• What you have to do:
Check every line below for the string "float", and copy the lines that contain it.

• Provided records:
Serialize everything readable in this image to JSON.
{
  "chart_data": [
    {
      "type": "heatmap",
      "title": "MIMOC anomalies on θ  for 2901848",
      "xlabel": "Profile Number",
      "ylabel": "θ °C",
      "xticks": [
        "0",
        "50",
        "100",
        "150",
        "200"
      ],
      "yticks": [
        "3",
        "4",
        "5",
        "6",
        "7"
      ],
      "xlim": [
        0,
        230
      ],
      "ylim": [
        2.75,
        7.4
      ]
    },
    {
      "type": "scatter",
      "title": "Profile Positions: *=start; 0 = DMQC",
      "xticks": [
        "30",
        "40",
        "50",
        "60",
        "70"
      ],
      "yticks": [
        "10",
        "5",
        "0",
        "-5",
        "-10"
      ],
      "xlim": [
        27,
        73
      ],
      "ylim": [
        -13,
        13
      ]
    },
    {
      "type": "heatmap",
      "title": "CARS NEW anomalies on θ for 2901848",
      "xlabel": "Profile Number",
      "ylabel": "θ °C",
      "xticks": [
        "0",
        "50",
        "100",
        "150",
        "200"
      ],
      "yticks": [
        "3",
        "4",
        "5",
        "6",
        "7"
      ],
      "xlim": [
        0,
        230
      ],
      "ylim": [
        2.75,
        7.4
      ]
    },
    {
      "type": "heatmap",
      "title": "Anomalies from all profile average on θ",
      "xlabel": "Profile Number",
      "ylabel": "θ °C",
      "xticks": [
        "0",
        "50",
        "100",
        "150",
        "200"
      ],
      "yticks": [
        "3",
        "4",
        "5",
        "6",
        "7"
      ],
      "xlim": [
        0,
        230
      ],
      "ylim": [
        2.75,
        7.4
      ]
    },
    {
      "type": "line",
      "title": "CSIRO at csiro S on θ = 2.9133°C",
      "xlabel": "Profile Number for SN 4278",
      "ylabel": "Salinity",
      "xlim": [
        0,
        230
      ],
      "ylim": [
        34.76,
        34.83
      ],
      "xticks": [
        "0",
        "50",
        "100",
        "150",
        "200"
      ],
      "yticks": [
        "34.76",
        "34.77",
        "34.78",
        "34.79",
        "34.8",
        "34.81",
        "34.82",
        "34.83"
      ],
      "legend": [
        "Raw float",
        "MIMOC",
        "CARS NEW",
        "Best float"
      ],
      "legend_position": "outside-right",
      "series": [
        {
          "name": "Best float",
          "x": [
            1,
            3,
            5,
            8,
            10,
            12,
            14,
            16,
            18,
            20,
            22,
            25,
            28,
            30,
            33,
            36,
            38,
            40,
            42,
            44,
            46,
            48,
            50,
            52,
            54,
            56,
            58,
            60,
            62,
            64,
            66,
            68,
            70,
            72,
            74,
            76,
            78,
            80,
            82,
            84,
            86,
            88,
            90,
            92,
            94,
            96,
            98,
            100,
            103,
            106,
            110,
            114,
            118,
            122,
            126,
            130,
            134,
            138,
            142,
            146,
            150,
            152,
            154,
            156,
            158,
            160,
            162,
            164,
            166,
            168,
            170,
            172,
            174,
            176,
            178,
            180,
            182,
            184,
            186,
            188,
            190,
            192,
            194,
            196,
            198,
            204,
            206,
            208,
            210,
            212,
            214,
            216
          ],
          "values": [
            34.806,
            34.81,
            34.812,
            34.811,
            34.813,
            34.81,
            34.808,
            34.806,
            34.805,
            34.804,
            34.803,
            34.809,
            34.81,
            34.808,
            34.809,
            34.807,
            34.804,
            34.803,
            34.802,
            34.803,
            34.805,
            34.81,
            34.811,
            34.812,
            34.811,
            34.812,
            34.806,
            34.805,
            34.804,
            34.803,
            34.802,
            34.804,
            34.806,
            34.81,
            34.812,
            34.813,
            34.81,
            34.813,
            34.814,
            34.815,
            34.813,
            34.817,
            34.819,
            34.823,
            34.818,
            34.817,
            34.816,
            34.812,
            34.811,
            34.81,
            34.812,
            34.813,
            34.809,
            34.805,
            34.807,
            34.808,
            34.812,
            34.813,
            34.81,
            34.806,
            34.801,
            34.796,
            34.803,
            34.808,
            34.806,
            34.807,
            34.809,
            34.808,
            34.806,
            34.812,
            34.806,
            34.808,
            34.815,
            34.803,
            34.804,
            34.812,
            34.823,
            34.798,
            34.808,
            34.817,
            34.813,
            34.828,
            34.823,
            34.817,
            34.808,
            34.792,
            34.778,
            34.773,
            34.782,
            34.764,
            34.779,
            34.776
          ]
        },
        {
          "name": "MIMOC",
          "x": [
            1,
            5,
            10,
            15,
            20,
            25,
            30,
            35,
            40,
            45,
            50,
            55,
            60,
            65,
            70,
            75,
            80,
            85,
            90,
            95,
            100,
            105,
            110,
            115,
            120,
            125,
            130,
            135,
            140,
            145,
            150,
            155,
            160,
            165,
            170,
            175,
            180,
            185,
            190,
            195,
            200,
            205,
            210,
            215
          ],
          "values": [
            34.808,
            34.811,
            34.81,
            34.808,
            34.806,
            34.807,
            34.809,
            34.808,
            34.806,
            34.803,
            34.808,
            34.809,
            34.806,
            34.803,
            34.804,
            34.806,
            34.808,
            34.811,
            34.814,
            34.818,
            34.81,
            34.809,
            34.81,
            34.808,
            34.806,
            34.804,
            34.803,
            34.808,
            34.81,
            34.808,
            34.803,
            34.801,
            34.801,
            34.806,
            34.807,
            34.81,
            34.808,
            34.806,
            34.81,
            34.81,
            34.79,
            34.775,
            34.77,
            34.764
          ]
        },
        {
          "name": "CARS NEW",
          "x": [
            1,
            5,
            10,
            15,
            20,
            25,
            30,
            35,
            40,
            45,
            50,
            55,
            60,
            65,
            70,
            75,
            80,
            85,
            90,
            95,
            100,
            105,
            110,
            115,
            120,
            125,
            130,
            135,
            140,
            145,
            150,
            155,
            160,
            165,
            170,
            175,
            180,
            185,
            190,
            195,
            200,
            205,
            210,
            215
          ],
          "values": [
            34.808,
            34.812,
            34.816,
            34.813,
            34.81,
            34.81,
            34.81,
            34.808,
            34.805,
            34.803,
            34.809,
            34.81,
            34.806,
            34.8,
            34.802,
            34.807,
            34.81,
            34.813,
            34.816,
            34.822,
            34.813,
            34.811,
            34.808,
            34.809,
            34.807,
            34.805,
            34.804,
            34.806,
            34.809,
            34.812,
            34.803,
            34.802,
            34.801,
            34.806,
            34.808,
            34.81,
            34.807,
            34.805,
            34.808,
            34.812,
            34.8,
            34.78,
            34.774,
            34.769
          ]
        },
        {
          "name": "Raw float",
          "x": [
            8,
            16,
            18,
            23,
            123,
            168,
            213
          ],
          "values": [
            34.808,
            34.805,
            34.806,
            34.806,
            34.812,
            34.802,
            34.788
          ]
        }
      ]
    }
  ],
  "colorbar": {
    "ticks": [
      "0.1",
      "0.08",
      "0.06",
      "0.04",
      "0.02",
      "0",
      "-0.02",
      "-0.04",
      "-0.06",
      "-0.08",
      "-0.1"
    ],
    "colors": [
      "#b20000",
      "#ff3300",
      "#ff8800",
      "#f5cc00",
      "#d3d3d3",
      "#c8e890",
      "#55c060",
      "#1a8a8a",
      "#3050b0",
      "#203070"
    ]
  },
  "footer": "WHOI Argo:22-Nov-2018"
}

• Complete answer:
        "Raw float",
        "Best float"
          "name": "Best float",
          "name": "Raw float",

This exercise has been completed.